[To do] List each line of the data that holds the word "tags".
>> BEGIN Dataset records
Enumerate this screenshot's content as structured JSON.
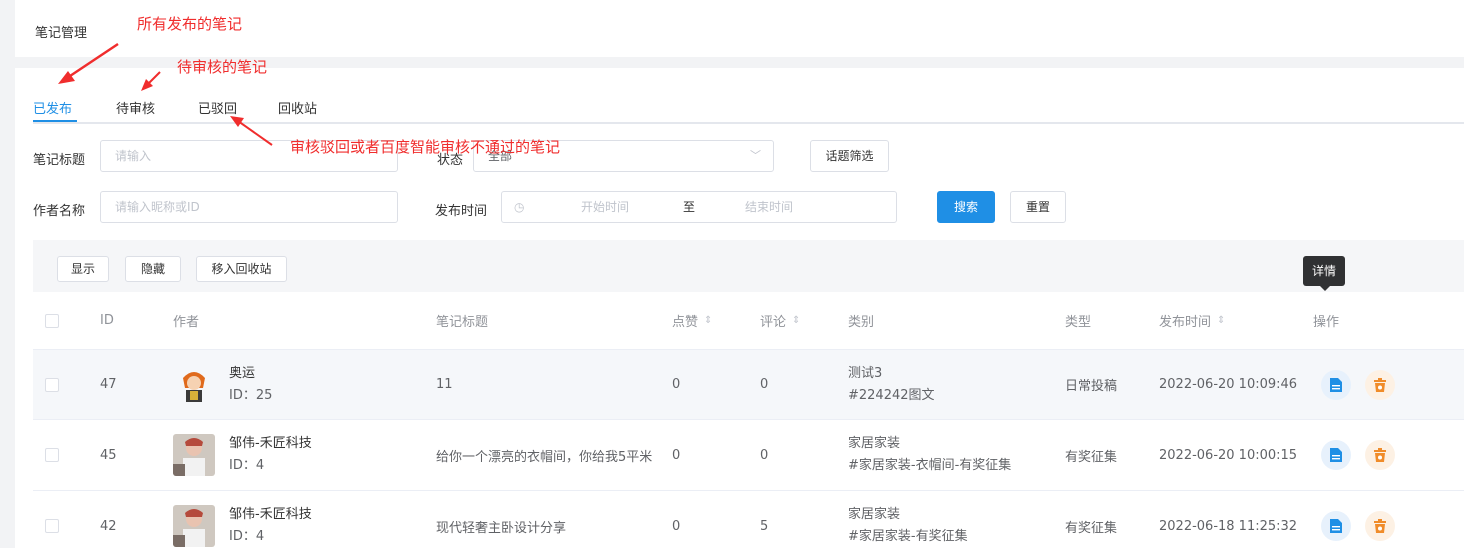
{
  "header": {
    "title": "笔记管理"
  },
  "tabs": [
    {
      "label": "已发布",
      "active": true
    },
    {
      "label": "待审核",
      "active": false
    },
    {
      "label": "已驳回",
      "active": false
    },
    {
      "label": "回收站",
      "active": false
    }
  ],
  "filters": {
    "title_label": "笔记标题",
    "title_placeholder": "请输入",
    "status_label": "状态",
    "status_value": "全部",
    "topic_button": "话题筛选",
    "author_label": "作者名称",
    "author_placeholder": "请输入昵称或ID",
    "time_label": "发布时间",
    "start_placeholder": "开始时间",
    "range_sep": "至",
    "end_placeholder": "结束时间",
    "search_button": "搜索",
    "reset_button": "重置"
  },
  "toolbar": {
    "show": "显示",
    "hide": "隐藏",
    "move_recycle": "移入回收站"
  },
  "table": {
    "columns": [
      "ID",
      "作者",
      "笔记标题",
      "点赞",
      "评论",
      "类别",
      "类型",
      "发布时间",
      "操作"
    ],
    "rows": [
      {
        "id": "47",
        "author": "奥运",
        "author_id": "ID：25",
        "title": "11",
        "likes": "0",
        "comments": "0",
        "category": "测试3",
        "tags": "#224242图文",
        "type": "日常投稿",
        "time": "2022-06-20 10:09:46"
      },
      {
        "id": "45",
        "author": "邹伟-禾匠科技",
        "author_id": "ID：4",
        "title": "给你一个漂亮的衣帽间，你给我5平米",
        "likes": "0",
        "comments": "0",
        "category": "家居家装",
        "tags": "#家居家装-衣帽间-有奖征集",
        "type": "有奖征集",
        "time": "2022-06-20 10:00:15"
      },
      {
        "id": "42",
        "author": "邹伟-禾匠科技",
        "author_id": "ID：4",
        "title": "现代轻奢主卧设计分享",
        "likes": "0",
        "comments": "5",
        "category": "家居家装",
        "tags": "#家居家装-有奖征集",
        "type": "有奖征集",
        "time": "2022-06-18 11:25:32"
      }
    ],
    "tooltip": "详情"
  },
  "annotations": {
    "published": "所有发布的笔记",
    "pending": "待审核的笔记",
    "rejected": "审核驳回或者百度智能审核不通过的笔记"
  },
  "colors": {
    "primary": "#1f8fe5",
    "annotation": "#f02d2d"
  }
}
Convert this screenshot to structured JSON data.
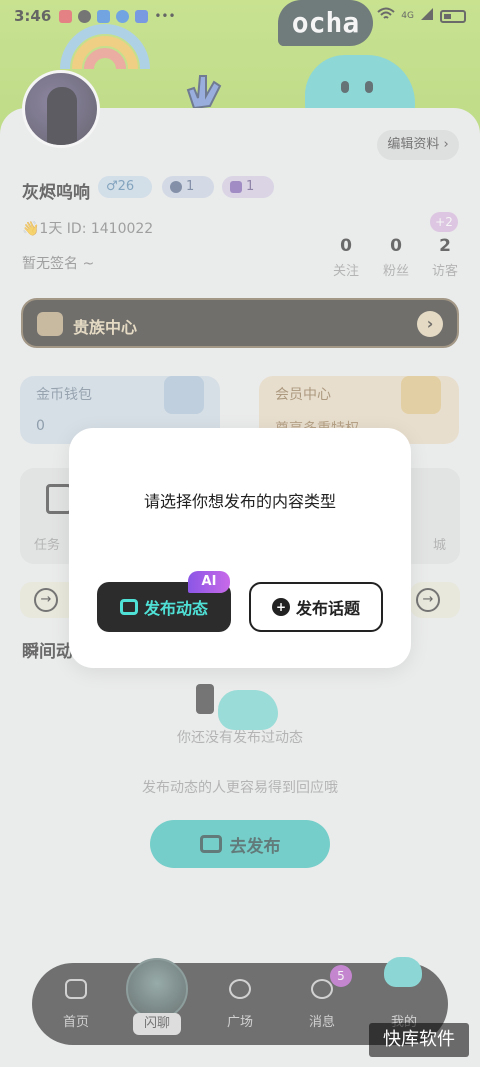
{
  "status_bar": {
    "time": "3:46",
    "signal": "4G",
    "battery_icon": "battery-icon"
  },
  "banner": {
    "logo_text": "ocha"
  },
  "profile": {
    "edit_label": "编辑资料 ›",
    "username": "灰烬呜响",
    "gender_age": "♂26",
    "badge_one": "1",
    "badge_two": "1",
    "meta": "👋1天  ID: 1410022",
    "signature": "暂无签名 ~",
    "stats": [
      {
        "num": "0",
        "label": "关注"
      },
      {
        "num": "0",
        "label": "粉丝"
      },
      {
        "num": "2",
        "label": "访客"
      }
    ],
    "visitor_plus": "+2"
  },
  "noble": {
    "label": "贵族中心",
    "arrow": "›"
  },
  "coin_wallet": {
    "title": "金币钱包",
    "value": "0"
  },
  "member_center": {
    "title": "会员中心",
    "value": "尊享多重特权"
  },
  "tasks": {
    "left_text": "任务",
    "right_text": "城"
  },
  "quick": {
    "left_icon": "→",
    "right_icon": "→"
  },
  "moments": {
    "title": "瞬间动",
    "empty_line_1": "你还没有发布过动态",
    "empty_line_2": "发布动态的人更容易得到回应哦",
    "go_post_label": "去发布"
  },
  "bottom_nav": {
    "home": "首页",
    "flash": "闪聊",
    "plaza": "广场",
    "messages": "消息",
    "message_count": "5",
    "mine": "我的"
  },
  "dialog": {
    "prompt": "请选择你想发布的内容类型",
    "post_dynamic": "发布动态",
    "ai_badge": "AI",
    "post_topic": "发布话题"
  },
  "watermark": "快库软件"
}
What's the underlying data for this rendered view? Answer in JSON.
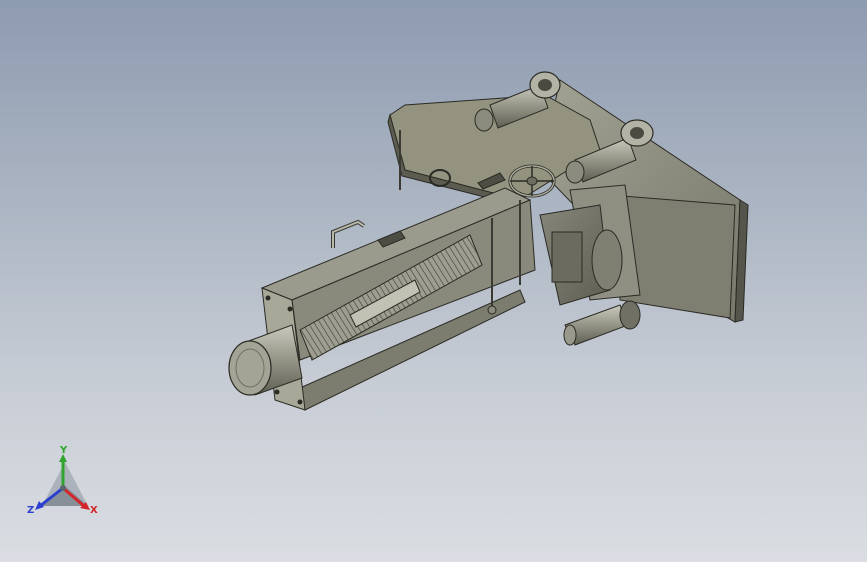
{
  "view": {
    "type": "cad-3d-viewport",
    "background_top": "#8e9bb0",
    "background_bottom": "#dadde2",
    "model_color": "#8a8a7c",
    "edge_color": "#2b2b25"
  },
  "model": {
    "components": [
      "housing-frame-icon",
      "threaded-screw-icon",
      "end-cap-cylinder-icon",
      "handwheel-icon",
      "lifting-eye-icon",
      "mounting-bracket-icon",
      "gearbox-icon",
      "carry-handle-icon"
    ]
  },
  "triad": {
    "x_label": "X",
    "y_label": "Y",
    "z_label": "Z",
    "x_color": "#d2262b",
    "y_color": "#2fa52b",
    "z_color": "#2b3fcf"
  }
}
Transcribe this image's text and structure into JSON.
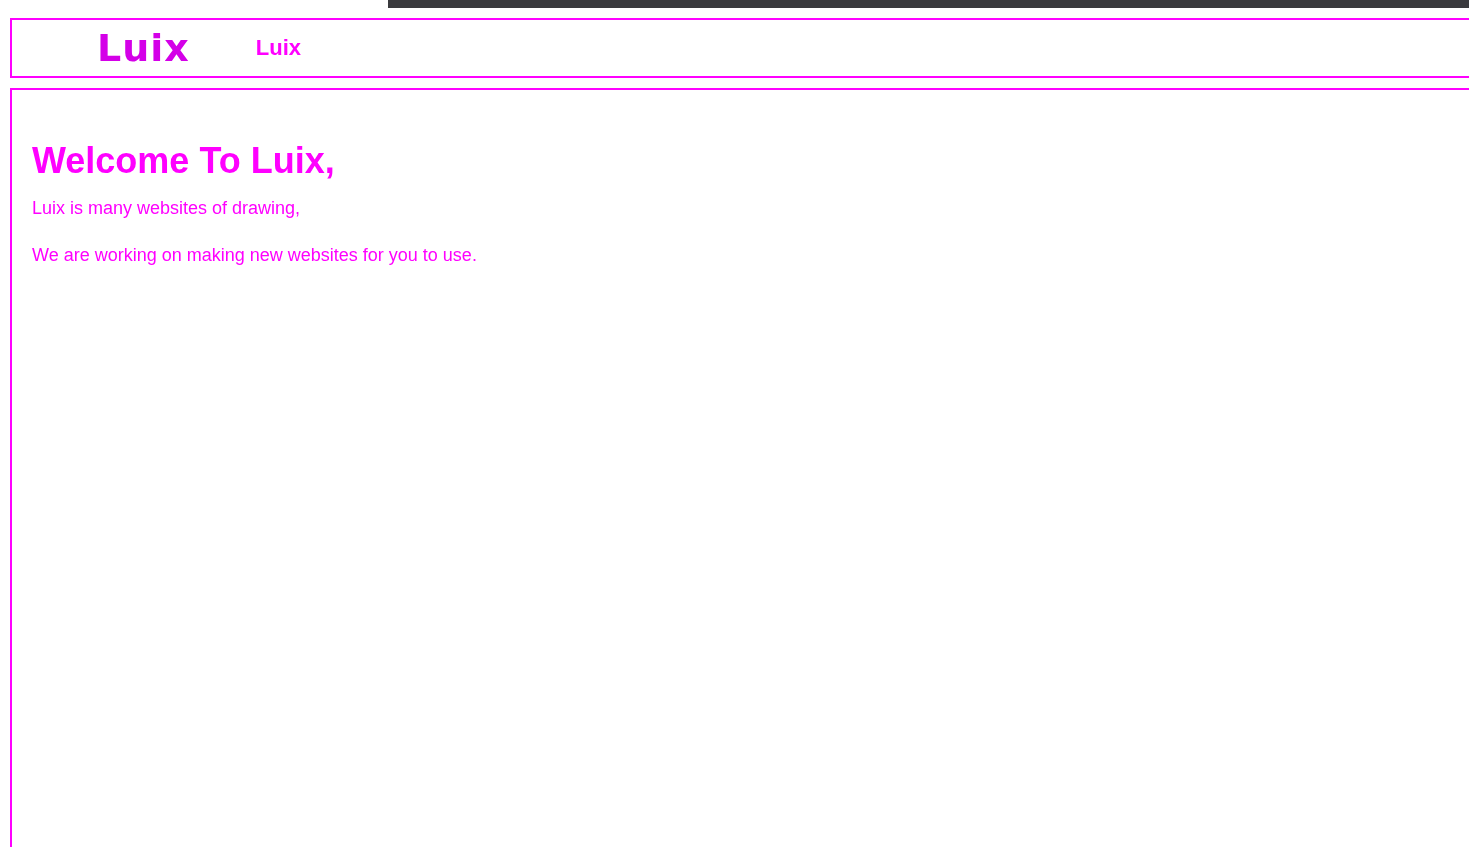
{
  "header": {
    "logo": "Luix",
    "nav_link": "Luix"
  },
  "main": {
    "heading": "Welcome To Luix,",
    "paragraphs": [
      "Luix is many websites of drawing,",
      "We are working on making new websites for you to use."
    ]
  }
}
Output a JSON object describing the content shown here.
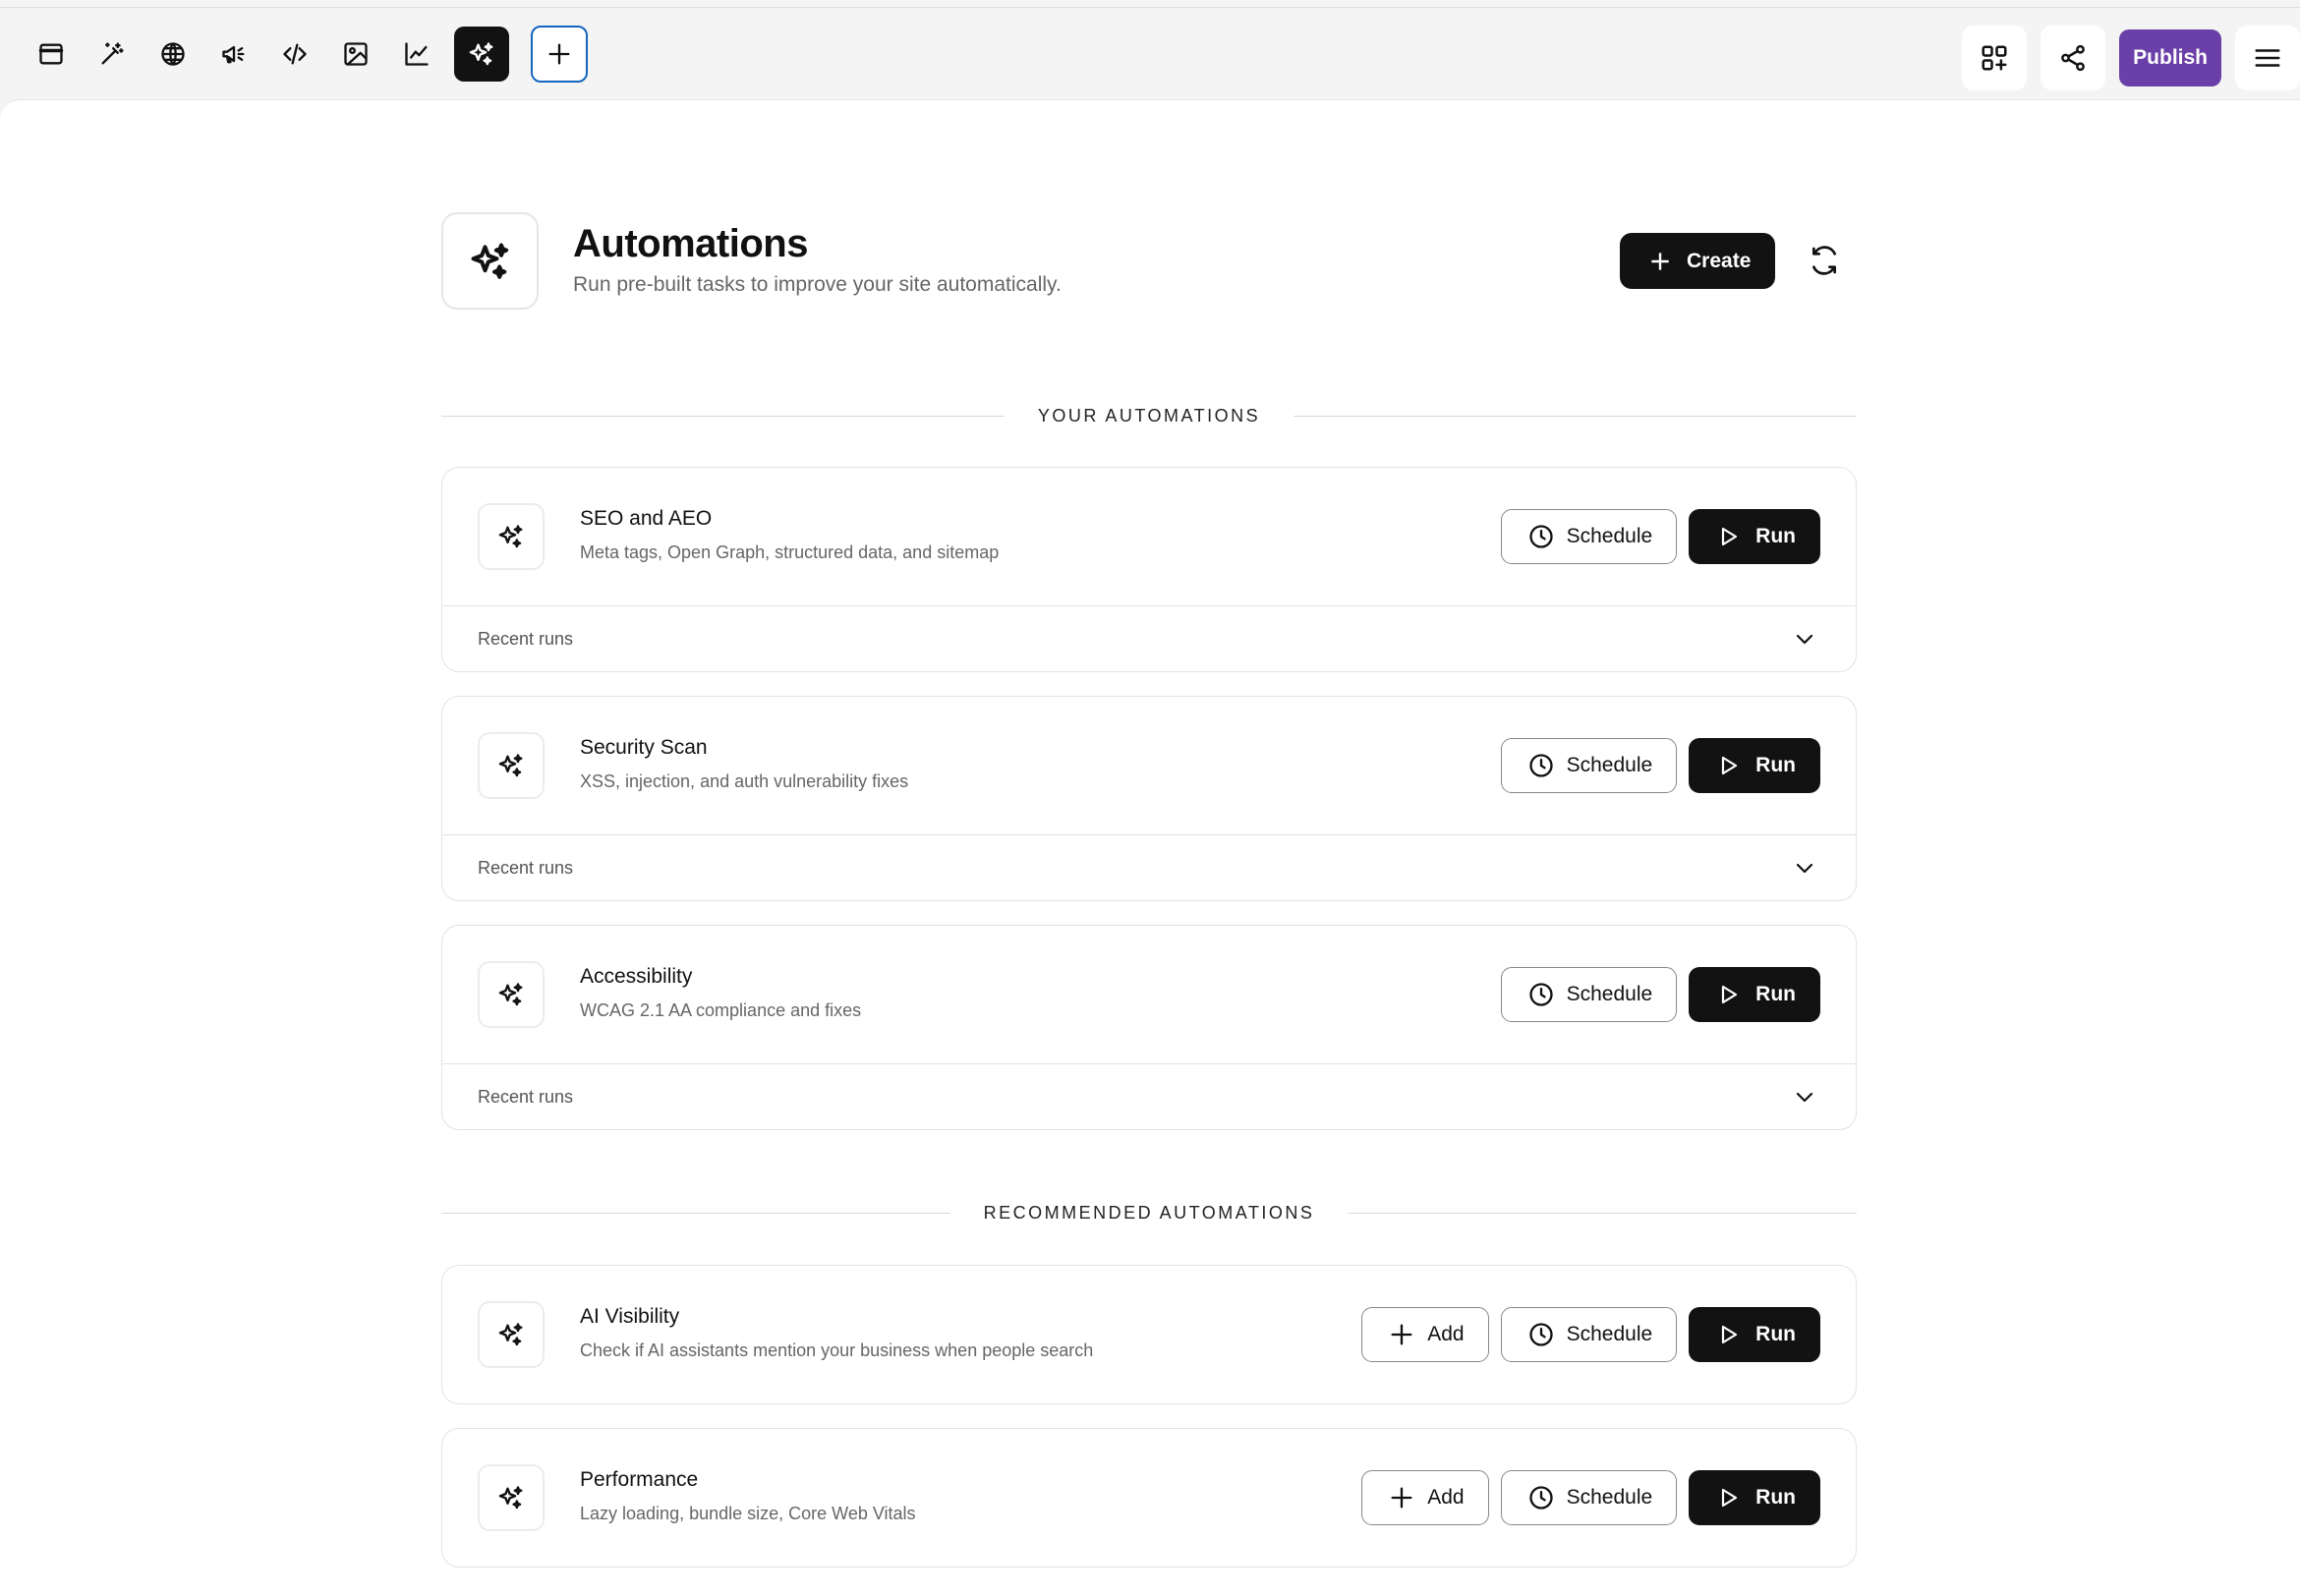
>> END Dataset records
[Result of the exercise]
        "tags": "#224242图文",
        "tags": "#家居家装-衣帽间-有奖征集",
        "tags": "#家居家装-有奖征集",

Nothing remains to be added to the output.